Chart and figure data
════════════════════

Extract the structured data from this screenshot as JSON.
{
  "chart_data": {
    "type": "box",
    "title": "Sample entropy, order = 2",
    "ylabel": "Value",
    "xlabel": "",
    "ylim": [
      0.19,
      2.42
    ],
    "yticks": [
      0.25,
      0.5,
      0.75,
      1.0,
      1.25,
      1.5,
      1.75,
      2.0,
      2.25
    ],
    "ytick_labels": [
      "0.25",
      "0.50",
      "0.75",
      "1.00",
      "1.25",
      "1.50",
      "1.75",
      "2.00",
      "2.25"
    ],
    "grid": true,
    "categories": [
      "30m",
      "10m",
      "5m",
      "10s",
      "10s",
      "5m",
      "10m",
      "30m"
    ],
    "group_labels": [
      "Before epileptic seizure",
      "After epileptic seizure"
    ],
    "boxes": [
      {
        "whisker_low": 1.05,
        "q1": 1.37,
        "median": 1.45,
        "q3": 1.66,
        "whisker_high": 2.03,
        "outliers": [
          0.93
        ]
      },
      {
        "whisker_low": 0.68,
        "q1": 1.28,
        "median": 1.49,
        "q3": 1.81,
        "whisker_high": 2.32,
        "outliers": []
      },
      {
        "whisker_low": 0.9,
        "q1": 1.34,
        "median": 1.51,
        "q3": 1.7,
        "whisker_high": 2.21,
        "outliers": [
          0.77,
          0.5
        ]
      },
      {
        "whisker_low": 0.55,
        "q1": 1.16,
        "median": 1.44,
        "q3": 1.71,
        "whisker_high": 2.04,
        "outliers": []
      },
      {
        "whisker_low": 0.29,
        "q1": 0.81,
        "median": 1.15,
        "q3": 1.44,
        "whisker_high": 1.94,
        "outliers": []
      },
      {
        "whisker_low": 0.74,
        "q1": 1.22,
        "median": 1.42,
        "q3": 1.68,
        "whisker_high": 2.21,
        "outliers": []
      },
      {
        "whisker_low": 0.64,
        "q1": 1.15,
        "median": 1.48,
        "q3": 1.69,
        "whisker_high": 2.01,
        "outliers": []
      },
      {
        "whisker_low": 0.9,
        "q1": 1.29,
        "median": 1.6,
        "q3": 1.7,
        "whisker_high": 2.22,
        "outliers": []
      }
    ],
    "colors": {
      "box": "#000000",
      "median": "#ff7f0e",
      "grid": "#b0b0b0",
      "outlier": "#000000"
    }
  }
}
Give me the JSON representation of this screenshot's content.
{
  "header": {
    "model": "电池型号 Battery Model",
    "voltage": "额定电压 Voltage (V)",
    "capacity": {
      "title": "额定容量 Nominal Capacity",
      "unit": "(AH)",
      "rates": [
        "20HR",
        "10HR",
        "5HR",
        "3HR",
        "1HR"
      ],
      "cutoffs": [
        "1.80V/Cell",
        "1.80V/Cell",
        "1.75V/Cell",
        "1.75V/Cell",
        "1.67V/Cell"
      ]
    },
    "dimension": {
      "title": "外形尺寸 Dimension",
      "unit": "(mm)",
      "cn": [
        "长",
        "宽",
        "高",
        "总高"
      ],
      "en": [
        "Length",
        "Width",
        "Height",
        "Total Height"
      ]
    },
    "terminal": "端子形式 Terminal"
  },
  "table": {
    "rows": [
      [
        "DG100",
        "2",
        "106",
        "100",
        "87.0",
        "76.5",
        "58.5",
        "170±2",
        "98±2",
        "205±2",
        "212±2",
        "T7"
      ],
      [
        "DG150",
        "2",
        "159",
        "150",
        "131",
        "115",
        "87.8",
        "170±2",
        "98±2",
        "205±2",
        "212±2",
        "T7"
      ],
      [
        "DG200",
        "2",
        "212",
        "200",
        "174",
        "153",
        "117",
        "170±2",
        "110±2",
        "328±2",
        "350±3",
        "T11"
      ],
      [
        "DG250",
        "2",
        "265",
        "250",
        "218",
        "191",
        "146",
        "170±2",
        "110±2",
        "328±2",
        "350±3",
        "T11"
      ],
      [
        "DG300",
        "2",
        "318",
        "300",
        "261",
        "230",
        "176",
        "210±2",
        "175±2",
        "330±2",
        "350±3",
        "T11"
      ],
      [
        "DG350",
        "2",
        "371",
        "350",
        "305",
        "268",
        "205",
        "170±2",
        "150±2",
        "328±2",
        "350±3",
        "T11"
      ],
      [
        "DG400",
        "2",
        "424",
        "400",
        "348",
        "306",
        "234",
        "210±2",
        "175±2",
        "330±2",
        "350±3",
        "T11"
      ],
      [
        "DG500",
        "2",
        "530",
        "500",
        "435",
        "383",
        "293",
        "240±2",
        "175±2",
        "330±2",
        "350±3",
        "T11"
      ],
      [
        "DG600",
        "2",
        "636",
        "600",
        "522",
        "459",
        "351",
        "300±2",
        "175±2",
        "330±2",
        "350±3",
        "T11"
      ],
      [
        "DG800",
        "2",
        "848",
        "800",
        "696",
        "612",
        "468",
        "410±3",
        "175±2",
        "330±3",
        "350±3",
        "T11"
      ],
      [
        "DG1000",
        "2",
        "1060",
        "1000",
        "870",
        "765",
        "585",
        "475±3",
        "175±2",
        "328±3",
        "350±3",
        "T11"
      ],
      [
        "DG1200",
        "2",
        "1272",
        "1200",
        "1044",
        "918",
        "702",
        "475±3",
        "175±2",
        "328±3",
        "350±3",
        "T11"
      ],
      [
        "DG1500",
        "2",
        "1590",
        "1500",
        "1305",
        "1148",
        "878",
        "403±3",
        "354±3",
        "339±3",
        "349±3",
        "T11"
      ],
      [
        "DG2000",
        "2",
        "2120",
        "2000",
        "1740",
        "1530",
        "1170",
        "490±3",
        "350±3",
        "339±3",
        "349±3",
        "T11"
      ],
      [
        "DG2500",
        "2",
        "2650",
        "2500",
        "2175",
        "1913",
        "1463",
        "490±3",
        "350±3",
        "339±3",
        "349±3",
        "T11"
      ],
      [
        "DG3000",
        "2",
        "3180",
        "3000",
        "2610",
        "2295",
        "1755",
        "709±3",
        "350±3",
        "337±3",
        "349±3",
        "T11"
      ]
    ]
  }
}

════════════════════

Reproduce every line above without error.

Extract the structured data from this screenshot as JSON.
{
  "chart_data": {
    "type": "box",
    "title": "Sample entropy, order = 2",
    "ylabel": "Value",
    "xlabel": "",
    "ylim": [
      0.19,
      2.42
    ],
    "yticks": [
      0.25,
      0.5,
      0.75,
      1.0,
      1.25,
      1.5,
      1.75,
      2.0,
      2.25
    ],
    "ytick_labels": [
      "0.25",
      "0.50",
      "0.75",
      "1.00",
      "1.25",
      "1.50",
      "1.75",
      "2.00",
      "2.25"
    ],
    "grid": true,
    "categories": [
      "30m",
      "10m",
      "5m",
      "10s",
      "10s",
      "5m",
      "10m",
      "30m"
    ],
    "group_labels": [
      "Before epileptic seizure",
      "After epileptic seizure"
    ],
    "boxes": [
      {
        "whisker_low": 1.05,
        "q1": 1.37,
        "median": 1.45,
        "q3": 1.66,
        "whisker_high": 2.03,
        "outliers": [
          0.93
        ]
      },
      {
        "whisker_low": 0.68,
        "q1": 1.28,
        "median": 1.49,
        "q3": 1.81,
        "whisker_high": 2.32,
        "outliers": []
      },
      {
        "whisker_low": 0.9,
        "q1": 1.34,
        "median": 1.51,
        "q3": 1.7,
        "whisker_high": 2.21,
        "outliers": [
          0.77,
          0.5
        ]
      },
      {
        "whisker_low": 0.55,
        "q1": 1.16,
        "median": 1.44,
        "q3": 1.71,
        "whisker_high": 2.04,
        "outliers": []
      },
      {
        "whisker_low": 0.29,
        "q1": 0.81,
        "median": 1.15,
        "q3": 1.44,
        "whisker_high": 1.94,
        "outliers": []
      },
      {
        "whisker_low": 0.74,
        "q1": 1.22,
        "median": 1.42,
        "q3": 1.68,
        "whisker_high": 2.21,
        "outliers": []
      },
      {
        "whisker_low": 0.64,
        "q1": 1.15,
        "median": 1.48,
        "q3": 1.69,
        "whisker_high": 2.01,
        "outliers": []
      },
      {
        "whisker_low": 0.9,
        "q1": 1.29,
        "median": 1.6,
        "q3": 1.7,
        "whisker_high": 2.22,
        "outliers": []
      }
    ],
    "colors": {
      "box": "#000000",
      "median": "#ff7f0e",
      "grid": "#b0b0b0",
      "outlier": "#000000"
    }
  }
}
Give me the JSON representation of this screenshot's content.
{
  "header": {
    "model": "电池型号 Battery Model",
    "voltage": "额定电压 Voltage (V)",
    "capacity": {
      "title": "额定容量 Nominal Capacity",
      "unit": "(AH)",
      "rates": [
        "20HR",
        "10HR",
        "5HR",
        "3HR",
        "1HR"
      ],
      "cutoffs": [
        "1.80V/Cell",
        "1.80V/Cell",
        "1.75V/Cell",
        "1.75V/Cell",
        "1.67V/Cell"
      ]
    },
    "dimension": {
      "title": "外形尺寸 Dimension",
      "unit": "(mm)",
      "cn": [
        "长",
        "宽",
        "高",
        "总高"
      ],
      "en": [
        "Length",
        "Width",
        "Height",
        "Total Height"
      ]
    },
    "terminal": "端子形式 Terminal"
  },
  "table": {
    "rows": [
      [
        "DG100",
        "2",
        "106",
        "100",
        "87.0",
        "76.5",
        "58.5",
        "170±2",
        "98±2",
        "205±2",
        "212±2",
        "T7"
      ],
      [
        "DG150",
        "2",
        "159",
        "150",
        "131",
        "115",
        "87.8",
        "170±2",
        "98±2",
        "205±2",
        "212±2",
        "T7"
      ],
      [
        "DG200",
        "2",
        "212",
        "200",
        "174",
        "153",
        "117",
        "170±2",
        "110±2",
        "328±2",
        "350±3",
        "T11"
      ],
      [
        "DG250",
        "2",
        "265",
        "250",
        "218",
        "191",
        "146",
        "170±2",
        "110±2",
        "328±2",
        "350±3",
        "T11"
      ],
      [
        "DG300",
        "2",
        "318",
        "300",
        "261",
        "230",
        "176",
        "210±2",
        "175±2",
        "330±2",
        "350±3",
        "T11"
      ],
      [
        "DG350",
        "2",
        "371",
        "350",
        "305",
        "268",
        "205",
        "170±2",
        "150±2",
        "328±2",
        "350±3",
        "T11"
      ],
      [
        "DG400",
        "2",
        "424",
        "400",
        "348",
        "306",
        "234",
        "210±2",
        "175±2",
        "330±2",
        "350±3",
        "T11"
      ],
      [
        "DG500",
        "2",
        "530",
        "500",
        "435",
        "383",
        "293",
        "240±2",
        "175±2",
        "330±2",
        "350±3",
        "T11"
      ],
      [
        "DG600",
        "2",
        "636",
        "600",
        "522",
        "459",
        "351",
        "300±2",
        "175±2",
        "330±2",
        "350±3",
        "T11"
      ],
      [
        "DG800",
        "2",
        "848",
        "800",
        "696",
        "612",
        "468",
        "410±3",
        "175±2",
        "330±3",
        "350±3",
        "T11"
      ],
      [
        "DG1000",
        "2",
        "1060",
        "1000",
        "870",
        "765",
        "585",
        "475±3",
        "175±2",
        "328±3",
        "350±3",
        "T11"
      ],
      [
        "DG1200",
        "2",
        "1272",
        "1200",
        "1044",
        "918",
        "702",
        "475±3",
        "175±2",
        "328±3",
        "350±3",
        "T11"
      ],
      [
        "DG1500",
        "2",
        "1590",
        "1500",
        "1305",
        "1148",
        "878",
        "403±3",
        "354±3",
        "339±3",
        "349±3",
        "T11"
      ],
      [
        "DG2000",
        "2",
        "2120",
        "2000",
        "1740",
        "1530",
        "1170",
        "490±3",
        "350±3",
        "339±3",
        "349±3",
        "T11"
      ],
      [
        "DG2500",
        "2",
        "2650",
        "2500",
        "2175",
        "1913",
        "1463",
        "490±3",
        "350±3",
        "339±3",
        "349±3",
        "T11"
      ],
      [
        "DG3000",
        "2",
        "3180",
        "3000",
        "2610",
        "2295",
        "1755",
        "709±3",
        "350±3",
        "337±3",
        "349±3",
        "T11"
      ]
    ]
  }
}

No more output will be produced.